-- START Excerpted data --
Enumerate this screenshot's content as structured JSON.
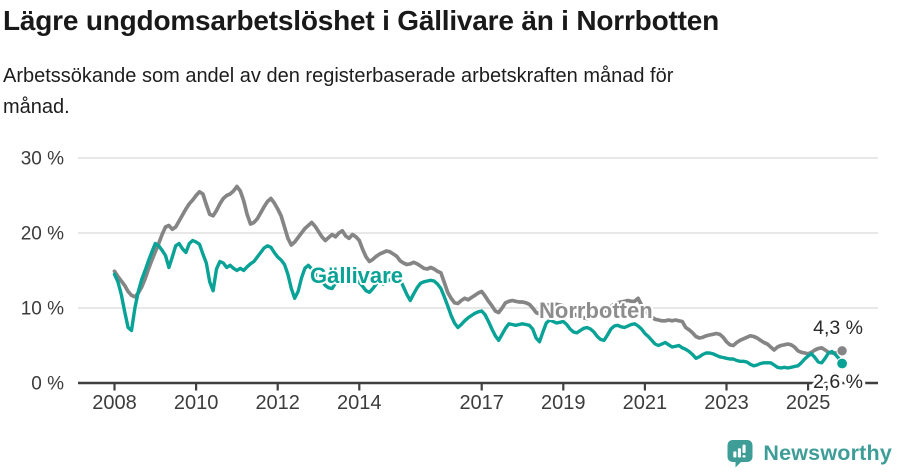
{
  "header": {
    "title": "Lägre ungdomsarbetslöshet i Gällivare än i Norrbotten",
    "subtitle_line1": "Arbetssökande som andel av den registerbaserade arbetskraften månad för",
    "subtitle_line2": "månad."
  },
  "footer": {
    "brand": "Newsworthy",
    "logo_icon": "bar-chart-speech-bubble-icon"
  },
  "colors": {
    "gallivare": "#09a296",
    "norrbotten": "#858585",
    "norrbotten_label": "#8d8d8d",
    "axis": "#3f3f3f",
    "grid": "#d9d9d9",
    "tick_label": "#3c3c3c",
    "end_label": "#2a2a2a",
    "brand": "#3f9d97",
    "title": "#191919"
  },
  "chart_data": {
    "type": "line",
    "frequency": "monthly",
    "x_start": "2008-01",
    "x_end": "2025-11",
    "unit": "%",
    "ylim": [
      0,
      30
    ],
    "grid": "horizontal",
    "legend_position": "inline-labels",
    "ytick_values": [
      30,
      20,
      10,
      0
    ],
    "ytick_labels": [
      "30 %",
      "20 %",
      "10 %",
      "0 %"
    ],
    "xtick_years": [
      2008,
      2010,
      2012,
      2014,
      2017,
      2019,
      2021,
      2023,
      2025
    ],
    "series": [
      {
        "name": "Norrbotten",
        "color": "#858585",
        "label_color": "#8d8d8d",
        "end_value_label": "4,3 %",
        "end_value": 4.3,
        "values": [
          14.9,
          14.2,
          13.6,
          13.0,
          12.2,
          11.7,
          11.5,
          12.0,
          12.8,
          13.9,
          15.2,
          16.4,
          17.5,
          18.6,
          19.8,
          20.8,
          21.0,
          20.5,
          20.8,
          21.6,
          22.4,
          23.2,
          23.9,
          24.4,
          25.0,
          25.5,
          25.2,
          23.8,
          22.5,
          22.3,
          23.0,
          23.9,
          24.6,
          25.0,
          25.2,
          25.6,
          26.2,
          25.6,
          24.3,
          22.5,
          21.2,
          21.4,
          21.9,
          22.7,
          23.5,
          24.2,
          24.6,
          24.0,
          23.2,
          22.3,
          20.8,
          19.3,
          18.4,
          18.8,
          19.4,
          20.0,
          20.6,
          21.0,
          21.4,
          20.9,
          20.2,
          19.5,
          19.0,
          19.4,
          19.8,
          19.5,
          20.0,
          20.3,
          19.6,
          19.3,
          19.8,
          19.5,
          19.0,
          17.8,
          16.8,
          16.2,
          16.5,
          16.9,
          17.2,
          17.4,
          17.6,
          17.5,
          17.2,
          16.9,
          16.3,
          16.0,
          15.8,
          15.9,
          16.1,
          15.9,
          15.6,
          15.3,
          15.2,
          15.4,
          15.2,
          14.9,
          14.7,
          13.4,
          12.1,
          11.3,
          10.7,
          10.6,
          11.0,
          11.3,
          11.1,
          11.4,
          11.7,
          12.0,
          12.2,
          11.6,
          10.9,
          10.3,
          9.6,
          9.4,
          10.0,
          10.7,
          10.9,
          11.0,
          10.9,
          10.8,
          10.8,
          10.7,
          10.5,
          10.0,
          9.4,
          9.2,
          9.7,
          10.3,
          10.5,
          10.4,
          10.5,
          10.4,
          10.3,
          10.0,
          9.6,
          9.2,
          9.0,
          8.8,
          8.7,
          8.6,
          8.7,
          8.9,
          9.2,
          9.5,
          9.6,
          9.8,
          10.2,
          10.5,
          10.7,
          10.8,
          10.9,
          11.0,
          10.9,
          10.9,
          11.3,
          10.4,
          9.7,
          9.2,
          8.8,
          8.5,
          8.4,
          8.3,
          8.3,
          8.4,
          8.3,
          8.4,
          8.3,
          8.2,
          7.4,
          7.1,
          6.7,
          6.2,
          6.0,
          6.1,
          6.3,
          6.4,
          6.5,
          6.6,
          6.5,
          6.1,
          5.5,
          5.1,
          5.0,
          5.4,
          5.7,
          5.9,
          6.1,
          6.3,
          6.2,
          6.0,
          5.7,
          5.4,
          5.2,
          4.8,
          4.4,
          4.8,
          5.0,
          5.1,
          5.2,
          5.1,
          4.8,
          4.3,
          4.1,
          4.0,
          3.9,
          4.1,
          4.4,
          4.6,
          4.7,
          4.4,
          4.1,
          4.0,
          4.0,
          4.1,
          4.3
        ]
      },
      {
        "name": "Gällivare",
        "color": "#09a296",
        "label_color": "#09a296",
        "end_value_label": "2,6 %",
        "end_value": 2.6,
        "values": [
          14.5,
          13.5,
          11.8,
          9.5,
          7.4,
          7.0,
          10.0,
          12.2,
          13.8,
          15.0,
          16.3,
          17.5,
          18.6,
          18.3,
          17.7,
          17.0,
          15.4,
          16.8,
          18.3,
          18.6,
          17.9,
          17.4,
          18.6,
          19.0,
          18.8,
          18.5,
          17.2,
          16.0,
          13.5,
          12.3,
          15.2,
          16.2,
          16.0,
          15.4,
          15.7,
          15.3,
          15.0,
          15.3,
          15.0,
          15.5,
          15.9,
          16.2,
          16.8,
          17.4,
          18.0,
          18.3,
          18.1,
          17.4,
          16.8,
          16.4,
          15.8,
          14.5,
          12.6,
          11.3,
          12.2,
          14.0,
          15.3,
          15.7,
          15.2,
          14.6,
          14.2,
          13.6,
          13.0,
          12.7,
          12.6,
          13.3,
          14.0,
          14.3,
          14.2,
          14.0,
          13.9,
          13.8,
          13.4,
          12.9,
          12.3,
          12.1,
          12.6,
          13.2,
          13.6,
          13.2,
          13.5,
          13.8,
          14.0,
          14.1,
          13.8,
          12.8,
          11.8,
          11.0,
          11.9,
          12.7,
          13.3,
          13.5,
          13.6,
          13.7,
          13.6,
          13.2,
          12.6,
          11.5,
          10.3,
          9.0,
          8.0,
          7.4,
          7.8,
          8.3,
          8.7,
          9.0,
          9.3,
          9.5,
          9.6,
          9.1,
          8.2,
          7.2,
          6.3,
          5.7,
          6.5,
          7.3,
          7.9,
          7.8,
          7.7,
          7.8,
          7.9,
          7.8,
          7.7,
          7.2,
          6.0,
          5.5,
          6.8,
          8.0,
          8.4,
          8.2,
          8.0,
          8.1,
          8.2,
          7.8,
          7.2,
          6.8,
          6.7,
          7.0,
          7.3,
          7.4,
          7.2,
          6.8,
          6.2,
          5.8,
          5.7,
          6.4,
          7.2,
          7.6,
          7.7,
          7.5,
          7.4,
          7.6,
          7.8,
          7.9,
          7.6,
          7.2,
          6.6,
          6.2,
          5.7,
          5.2,
          5.0,
          5.2,
          5.4,
          5.1,
          4.8,
          4.9,
          5.0,
          4.7,
          4.5,
          4.2,
          3.8,
          3.3,
          3.5,
          3.8,
          4.0,
          4.0,
          3.9,
          3.7,
          3.5,
          3.4,
          3.3,
          3.2,
          3.2,
          3.0,
          2.9,
          2.9,
          2.8,
          2.5,
          2.3,
          2.4,
          2.6,
          2.7,
          2.7,
          2.7,
          2.4,
          2.1,
          2.0,
          2.1,
          2.0,
          2.1,
          2.2,
          2.3,
          2.7,
          3.2,
          3.6,
          3.9,
          3.4,
          2.8,
          2.7,
          3.3,
          4.0,
          4.2,
          3.8,
          3.3,
          2.6
        ]
      }
    ]
  }
}
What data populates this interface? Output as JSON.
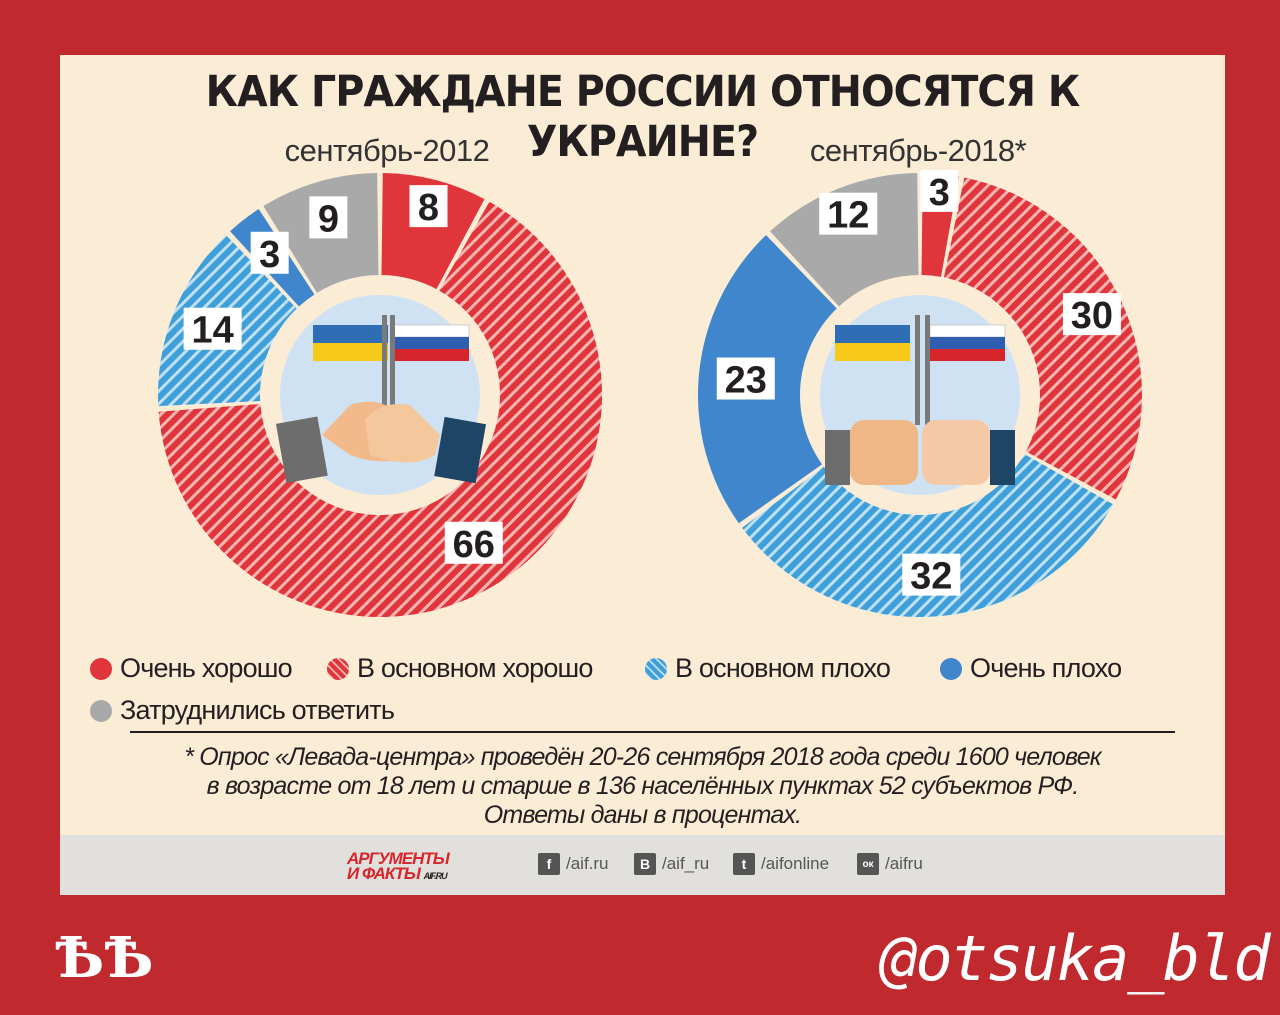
-- END Excerpted data --
Short exercise
Leave out the pictures and return every record word for word.

Reply to the exercise
Enumerate this screenshot's content as structured JSON.
{
  "header": {
    "title": "Lägre ungdomsarbetslöshet i Gällivare än i Norrbotten",
    "subtitle_line1": "Arbetssökande som andel av den registerbaserade arbetskraften månad för",
    "subtitle_line2": "månad."
  },
  "footer": {
    "brand": "Newsworthy",
    "logo_icon": "bar-chart-speech-bubble-icon"
  },
  "colors": {
    "gallivare": "#09a296",
    "norrbotten": "#858585",
    "norrbotten_label": "#8d8d8d",
    "axis": "#3f3f3f",
    "grid": "#d9d9d9",
    "tick_label": "#3c3c3c",
    "end_label": "#2a2a2a",
    "brand": "#3f9d97",
    "title": "#191919"
  },
  "chart_data": {
    "type": "line",
    "frequency": "monthly",
    "x_start": "2008-01",
    "x_end": "2025-11",
    "unit": "%",
    "ylim": [
      0,
      30
    ],
    "grid": "horizontal",
    "legend_position": "inline-labels",
    "ytick_values": [
      30,
      20,
      10,
      0
    ],
    "ytick_labels": [
      "30 %",
      "20 %",
      "10 %",
      "0 %"
    ],
    "xtick_years": [
      2008,
      2010,
      2012,
      2014,
      2017,
      2019,
      2021,
      2023,
      2025
    ],
    "series": [
      {
        "name": "Norrbotten",
        "color": "#858585",
        "label_color": "#8d8d8d",
        "end_value_label": "4,3 %",
        "end_value": 4.3,
        "values": [
          14.9,
          14.2,
          13.6,
          13.0,
          12.2,
          11.7,
          11.5,
          12.0,
          12.8,
          13.9,
          15.2,
          16.4,
          17.5,
          18.6,
          19.8,
          20.8,
          21.0,
          20.5,
          20.8,
          21.6,
          22.4,
          23.2,
          23.9,
          24.4,
          25.0,
          25.5,
          25.2,
          23.8,
          22.5,
          22.3,
          23.0,
          23.9,
          24.6,
          25.0,
          25.2,
          25.6,
          26.2,
          25.6,
          24.3,
          22.5,
          21.2,
          21.4,
          21.9,
          22.7,
          23.5,
          24.2,
          24.6,
          24.0,
          23.2,
          22.3,
          20.8,
          19.3,
          18.4,
          18.8,
          19.4,
          20.0,
          20.6,
          21.0,
          21.4,
          20.9,
          20.2,
          19.5,
          19.0,
          19.4,
          19.8,
          19.5,
          20.0,
          20.3,
          19.6,
          19.3,
          19.8,
          19.5,
          19.0,
          17.8,
          16.8,
          16.2,
          16.5,
          16.9,
          17.2,
          17.4,
          17.6,
          17.5,
          17.2,
          16.9,
          16.3,
          16.0,
          15.8,
          15.9,
          16.1,
          15.9,
          15.6,
          15.3,
          15.2,
          15.4,
          15.2,
          14.9,
          14.7,
          13.4,
          12.1,
          11.3,
          10.7,
          10.6,
          11.0,
          11.3,
          11.1,
          11.4,
          11.7,
          12.0,
          12.2,
          11.6,
          10.9,
          10.3,
          9.6,
          9.4,
          10.0,
          10.7,
          10.9,
          11.0,
          10.9,
          10.8,
          10.8,
          10.7,
          10.5,
          10.0,
          9.4,
          9.2,
          9.7,
          10.3,
          10.5,
          10.4,
          10.5,
          10.4,
          10.3,
          10.0,
          9.6,
          9.2,
          9.0,
          8.8,
          8.7,
          8.6,
          8.7,
          8.9,
          9.2,
          9.5,
          9.6,
          9.8,
          10.2,
          10.5,
          10.7,
          10.8,
          10.9,
          11.0,
          10.9,
          10.9,
          11.3,
          10.4,
          9.7,
          9.2,
          8.8,
          8.5,
          8.4,
          8.3,
          8.3,
          8.4,
          8.3,
          8.4,
          8.3,
          8.2,
          7.4,
          7.1,
          6.7,
          6.2,
          6.0,
          6.1,
          6.3,
          6.4,
          6.5,
          6.6,
          6.5,
          6.1,
          5.5,
          5.1,
          5.0,
          5.4,
          5.7,
          5.9,
          6.1,
          6.3,
          6.2,
          6.0,
          5.7,
          5.4,
          5.2,
          4.8,
          4.4,
          4.8,
          5.0,
          5.1,
          5.2,
          5.1,
          4.8,
          4.3,
          4.1,
          4.0,
          3.9,
          4.1,
          4.4,
          4.6,
          4.7,
          4.4,
          4.1,
          4.0,
          4.0,
          4.1,
          4.3
        ]
      },
      {
        "name": "Gällivare",
        "color": "#09a296",
        "label_color": "#09a296",
        "end_value_label": "2,6 %",
        "end_value": 2.6,
        "values": [
          14.5,
          13.5,
          11.8,
          9.5,
          7.4,
          7.0,
          10.0,
          12.2,
          13.8,
          15.0,
          16.3,
          17.5,
          18.6,
          18.3,
          17.7,
          17.0,
          15.4,
          16.8,
          18.3,
          18.6,
          17.9,
          17.4,
          18.6,
          19.0,
          18.8,
          18.5,
          17.2,
          16.0,
          13.5,
          12.3,
          15.2,
          16.2,
          16.0,
          15.4,
          15.7,
          15.3,
          15.0,
          15.3,
          15.0,
          15.5,
          15.9,
          16.2,
          16.8,
          17.4,
          18.0,
          18.3,
          18.1,
          17.4,
          16.8,
          16.4,
          15.8,
          14.5,
          12.6,
          11.3,
          12.2,
          14.0,
          15.3,
          15.7,
          15.2,
          14.6,
          14.2,
          13.6,
          13.0,
          12.7,
          12.6,
          13.3,
          14.0,
          14.3,
          14.2,
          14.0,
          13.9,
          13.8,
          13.4,
          12.9,
          12.3,
          12.1,
          12.6,
          13.2,
          13.6,
          13.2,
          13.5,
          13.8,
          14.0,
          14.1,
          13.8,
          12.8,
          11.8,
          11.0,
          11.9,
          12.7,
          13.3,
          13.5,
          13.6,
          13.7,
          13.6,
          13.2,
          12.6,
          11.5,
          10.3,
          9.0,
          8.0,
          7.4,
          7.8,
          8.3,
          8.7,
          9.0,
          9.3,
          9.5,
          9.6,
          9.1,
          8.2,
          7.2,
          6.3,
          5.7,
          6.5,
          7.3,
          7.9,
          7.8,
          7.7,
          7.8,
          7.9,
          7.8,
          7.7,
          7.2,
          6.0,
          5.5,
          6.8,
          8.0,
          8.4,
          8.2,
          8.0,
          8.1,
          8.2,
          7.8,
          7.2,
          6.8,
          6.7,
          7.0,
          7.3,
          7.4,
          7.2,
          6.8,
          6.2,
          5.8,
          5.7,
          6.4,
          7.2,
          7.6,
          7.7,
          7.5,
          7.4,
          7.6,
          7.8,
          7.9,
          7.6,
          7.2,
          6.6,
          6.2,
          5.7,
          5.2,
          5.0,
          5.2,
          5.4,
          5.1,
          4.8,
          4.9,
          5.0,
          4.7,
          4.5,
          4.2,
          3.8,
          3.3,
          3.5,
          3.8,
          4.0,
          4.0,
          3.9,
          3.7,
          3.5,
          3.4,
          3.3,
          3.2,
          3.2,
          3.0,
          2.9,
          2.9,
          2.8,
          2.5,
          2.3,
          2.4,
          2.6,
          2.7,
          2.7,
          2.7,
          2.4,
          2.1,
          2.0,
          2.1,
          2.0,
          2.1,
          2.2,
          2.3,
          2.7,
          3.2,
          3.6,
          3.9,
          3.4,
          2.8,
          2.7,
          3.3,
          4.0,
          4.2,
          3.8,
          3.3,
          2.6
        ]
      }
    ]
  }
}
What data populates this interface? Output as JSON.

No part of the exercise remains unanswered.